= Provided information =

--------------------------------

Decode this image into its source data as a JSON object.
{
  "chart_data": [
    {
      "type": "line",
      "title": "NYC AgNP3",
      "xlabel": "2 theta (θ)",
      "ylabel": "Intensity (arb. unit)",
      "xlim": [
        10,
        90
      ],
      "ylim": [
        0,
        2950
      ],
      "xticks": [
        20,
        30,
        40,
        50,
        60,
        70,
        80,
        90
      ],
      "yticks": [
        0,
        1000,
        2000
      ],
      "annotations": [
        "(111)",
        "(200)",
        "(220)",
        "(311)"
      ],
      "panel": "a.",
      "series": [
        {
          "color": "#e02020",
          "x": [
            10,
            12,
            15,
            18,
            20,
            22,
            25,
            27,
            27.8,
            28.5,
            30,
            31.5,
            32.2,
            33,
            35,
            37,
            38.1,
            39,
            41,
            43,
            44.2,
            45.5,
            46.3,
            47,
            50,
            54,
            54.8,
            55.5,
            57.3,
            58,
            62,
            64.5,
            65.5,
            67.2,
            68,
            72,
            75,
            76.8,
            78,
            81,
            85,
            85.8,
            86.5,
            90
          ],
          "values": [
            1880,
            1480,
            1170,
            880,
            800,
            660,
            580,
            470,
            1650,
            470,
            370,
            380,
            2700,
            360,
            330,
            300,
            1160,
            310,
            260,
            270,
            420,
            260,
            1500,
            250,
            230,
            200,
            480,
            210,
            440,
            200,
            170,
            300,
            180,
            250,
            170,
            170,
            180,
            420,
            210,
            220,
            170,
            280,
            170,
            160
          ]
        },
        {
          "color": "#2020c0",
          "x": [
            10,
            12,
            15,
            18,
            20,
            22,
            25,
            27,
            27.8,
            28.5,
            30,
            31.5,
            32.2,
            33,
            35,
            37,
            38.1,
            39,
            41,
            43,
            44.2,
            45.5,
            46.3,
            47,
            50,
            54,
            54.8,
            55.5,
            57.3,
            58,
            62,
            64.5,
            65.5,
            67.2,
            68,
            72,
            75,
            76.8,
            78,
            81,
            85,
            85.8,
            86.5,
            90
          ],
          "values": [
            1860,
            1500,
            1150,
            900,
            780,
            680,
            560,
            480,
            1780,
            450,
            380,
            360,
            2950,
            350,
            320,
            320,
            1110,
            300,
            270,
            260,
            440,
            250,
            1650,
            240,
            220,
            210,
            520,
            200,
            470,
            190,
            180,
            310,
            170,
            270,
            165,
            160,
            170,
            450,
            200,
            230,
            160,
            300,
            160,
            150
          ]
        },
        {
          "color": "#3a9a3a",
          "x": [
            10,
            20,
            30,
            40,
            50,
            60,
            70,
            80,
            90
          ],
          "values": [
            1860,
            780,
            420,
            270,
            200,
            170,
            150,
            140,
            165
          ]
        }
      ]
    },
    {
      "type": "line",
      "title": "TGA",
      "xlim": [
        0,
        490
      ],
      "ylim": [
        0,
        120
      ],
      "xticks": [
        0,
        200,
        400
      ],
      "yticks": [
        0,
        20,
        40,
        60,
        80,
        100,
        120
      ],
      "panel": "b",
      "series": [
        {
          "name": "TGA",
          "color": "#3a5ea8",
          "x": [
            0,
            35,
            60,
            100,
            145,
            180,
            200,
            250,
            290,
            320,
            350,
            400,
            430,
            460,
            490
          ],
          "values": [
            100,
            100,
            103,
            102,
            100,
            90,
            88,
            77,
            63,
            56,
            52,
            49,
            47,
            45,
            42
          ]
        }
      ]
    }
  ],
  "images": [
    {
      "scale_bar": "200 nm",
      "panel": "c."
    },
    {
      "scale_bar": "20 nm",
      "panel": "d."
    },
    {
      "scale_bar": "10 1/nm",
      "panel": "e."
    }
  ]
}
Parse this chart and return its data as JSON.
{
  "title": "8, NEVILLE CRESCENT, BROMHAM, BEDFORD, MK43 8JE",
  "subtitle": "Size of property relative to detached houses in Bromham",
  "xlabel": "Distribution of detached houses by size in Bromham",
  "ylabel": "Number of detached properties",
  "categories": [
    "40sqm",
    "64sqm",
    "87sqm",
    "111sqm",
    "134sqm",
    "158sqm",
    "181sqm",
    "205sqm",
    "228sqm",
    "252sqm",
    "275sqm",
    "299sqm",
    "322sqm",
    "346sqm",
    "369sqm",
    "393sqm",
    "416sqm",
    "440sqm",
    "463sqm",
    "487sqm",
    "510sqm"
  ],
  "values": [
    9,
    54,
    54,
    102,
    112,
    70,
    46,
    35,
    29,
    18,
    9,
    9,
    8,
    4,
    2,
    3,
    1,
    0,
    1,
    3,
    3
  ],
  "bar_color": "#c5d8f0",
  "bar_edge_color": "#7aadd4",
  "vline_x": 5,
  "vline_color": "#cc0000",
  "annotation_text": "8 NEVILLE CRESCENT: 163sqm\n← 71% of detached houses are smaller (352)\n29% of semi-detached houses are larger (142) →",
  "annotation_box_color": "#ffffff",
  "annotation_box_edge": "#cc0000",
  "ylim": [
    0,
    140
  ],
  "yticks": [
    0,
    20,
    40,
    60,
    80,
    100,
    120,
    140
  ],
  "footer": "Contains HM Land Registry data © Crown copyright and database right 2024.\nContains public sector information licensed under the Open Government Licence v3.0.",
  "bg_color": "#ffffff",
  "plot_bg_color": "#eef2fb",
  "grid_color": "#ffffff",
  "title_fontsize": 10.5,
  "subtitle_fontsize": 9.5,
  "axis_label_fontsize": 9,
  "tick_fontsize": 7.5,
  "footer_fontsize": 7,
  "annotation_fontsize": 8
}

--------------------------------

= Given instruction =
What are the lines from the one with "Parse this chart and return its data as JSON." through the last line of the records above? Quote them exactly and add nothing.

= Correct response =
Parse this chart and return its data as JSON.
{
  "title": "8, NEVILLE CRESCENT, BROMHAM, BEDFORD, MK43 8JE",
  "subtitle": "Size of property relative to detached houses in Bromham",
  "xlabel": "Distribution of detached houses by size in Bromham",
  "ylabel": "Number of detached properties",
  "categories": [
    "40sqm",
    "64sqm",
    "87sqm",
    "111sqm",
    "134sqm",
    "158sqm",
    "181sqm",
    "205sqm",
    "228sqm",
    "252sqm",
    "275sqm",
    "299sqm",
    "322sqm",
    "346sqm",
    "369sqm",
    "393sqm",
    "416sqm",
    "440sqm",
    "463sqm",
    "487sqm",
    "510sqm"
  ],
  "values": [
    9,
    54,
    54,
    102,
    112,
    70,
    46,
    35,
    29,
    18,
    9,
    9,
    8,
    4,
    2,
    3,
    1,
    0,
    1,
    3,
    3
  ],
  "bar_color": "#c5d8f0",
  "bar_edge_color": "#7aadd4",
  "vline_x": 5,
  "vline_color": "#cc0000",
  "annotation_text": "8 NEVILLE CRESCENT: 163sqm\n← 71% of detached houses are smaller (352)\n29% of semi-detached houses are larger (142) →",
  "annotation_box_color": "#ffffff",
  "annotation_box_edge": "#cc0000",
  "ylim": [
    0,
    140
  ],
  "yticks": [
    0,
    20,
    40,
    60,
    80,
    100,
    120,
    140
  ],
  "footer": "Contains HM Land Registry data © Crown copyright and database right 2024.\nContains public sector information licensed under the Open Government Licence v3.0.",
  "bg_color": "#ffffff",
  "plot_bg_color": "#eef2fb",
  "grid_color": "#ffffff",
  "title_fontsize": 10.5,
  "subtitle_fontsize": 9.5,
  "axis_label_fontsize": 9,
  "tick_fontsize": 7.5,
  "footer_fontsize": 7,
  "annotation_fontsize": 8
}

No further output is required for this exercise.